[Records about charts and figures]
** START **

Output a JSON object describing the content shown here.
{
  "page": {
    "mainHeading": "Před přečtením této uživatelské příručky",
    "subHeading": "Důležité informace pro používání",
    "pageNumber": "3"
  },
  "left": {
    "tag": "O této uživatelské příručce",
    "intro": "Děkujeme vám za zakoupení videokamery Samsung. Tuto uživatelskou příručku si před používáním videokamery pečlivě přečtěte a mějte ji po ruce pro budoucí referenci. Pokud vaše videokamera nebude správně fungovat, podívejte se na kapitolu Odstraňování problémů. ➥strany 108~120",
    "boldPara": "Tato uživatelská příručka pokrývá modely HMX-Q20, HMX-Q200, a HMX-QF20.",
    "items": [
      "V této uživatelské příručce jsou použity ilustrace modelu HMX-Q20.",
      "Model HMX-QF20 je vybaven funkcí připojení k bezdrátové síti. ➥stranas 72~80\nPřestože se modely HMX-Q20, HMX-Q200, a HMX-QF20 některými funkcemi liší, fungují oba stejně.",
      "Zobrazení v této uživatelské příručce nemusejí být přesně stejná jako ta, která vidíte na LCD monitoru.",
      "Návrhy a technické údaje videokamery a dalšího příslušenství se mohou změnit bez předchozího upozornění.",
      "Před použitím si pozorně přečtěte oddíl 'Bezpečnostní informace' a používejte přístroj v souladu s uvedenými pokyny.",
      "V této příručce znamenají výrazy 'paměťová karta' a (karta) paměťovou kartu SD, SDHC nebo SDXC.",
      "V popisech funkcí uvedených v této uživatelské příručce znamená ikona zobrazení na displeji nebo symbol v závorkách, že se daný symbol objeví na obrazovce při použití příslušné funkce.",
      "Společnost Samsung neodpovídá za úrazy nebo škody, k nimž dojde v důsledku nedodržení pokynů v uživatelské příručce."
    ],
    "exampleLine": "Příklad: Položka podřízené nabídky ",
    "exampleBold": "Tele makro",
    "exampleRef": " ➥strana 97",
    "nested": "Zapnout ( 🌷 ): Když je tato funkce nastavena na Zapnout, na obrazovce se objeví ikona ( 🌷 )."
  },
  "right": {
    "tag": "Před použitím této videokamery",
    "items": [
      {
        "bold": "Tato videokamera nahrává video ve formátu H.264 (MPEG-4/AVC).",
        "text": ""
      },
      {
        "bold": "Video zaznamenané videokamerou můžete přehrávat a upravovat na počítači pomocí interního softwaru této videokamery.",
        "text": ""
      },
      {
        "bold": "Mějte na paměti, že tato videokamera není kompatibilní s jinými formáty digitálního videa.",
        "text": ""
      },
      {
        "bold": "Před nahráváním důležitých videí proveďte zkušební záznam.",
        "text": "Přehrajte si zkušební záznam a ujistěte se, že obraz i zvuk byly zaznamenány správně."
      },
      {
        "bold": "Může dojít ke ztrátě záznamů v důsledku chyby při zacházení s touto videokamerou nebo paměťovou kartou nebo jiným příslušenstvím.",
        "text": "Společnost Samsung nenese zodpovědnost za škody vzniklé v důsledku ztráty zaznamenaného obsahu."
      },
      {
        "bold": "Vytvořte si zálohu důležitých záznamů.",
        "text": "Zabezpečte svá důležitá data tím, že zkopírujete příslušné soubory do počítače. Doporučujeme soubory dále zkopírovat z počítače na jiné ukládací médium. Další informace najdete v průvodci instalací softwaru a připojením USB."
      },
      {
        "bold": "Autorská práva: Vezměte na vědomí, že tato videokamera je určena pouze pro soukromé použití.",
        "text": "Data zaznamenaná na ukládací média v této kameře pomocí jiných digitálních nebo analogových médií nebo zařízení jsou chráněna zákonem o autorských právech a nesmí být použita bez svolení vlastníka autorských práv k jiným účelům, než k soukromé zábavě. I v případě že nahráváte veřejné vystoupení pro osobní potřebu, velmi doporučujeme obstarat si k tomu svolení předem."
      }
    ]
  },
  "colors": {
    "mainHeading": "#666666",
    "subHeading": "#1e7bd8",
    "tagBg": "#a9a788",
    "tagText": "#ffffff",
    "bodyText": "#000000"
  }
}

** END **

**Required work**
From the data above, pick out each line containing "ikona" and copy it.

**Result below**
      "V popisech funkcí uvedených v této uživatelské příručce znamená ikona zobrazení na displeji nebo symbol v závorkách, že se daný symbol objeví na obrazovce při použití příslušné funkce.",
    "nested": "Zapnout ( 🌷 ): Když je tato funkce nastavena na Zapnout, na obrazovce se objeví ikona ( 🌷 )."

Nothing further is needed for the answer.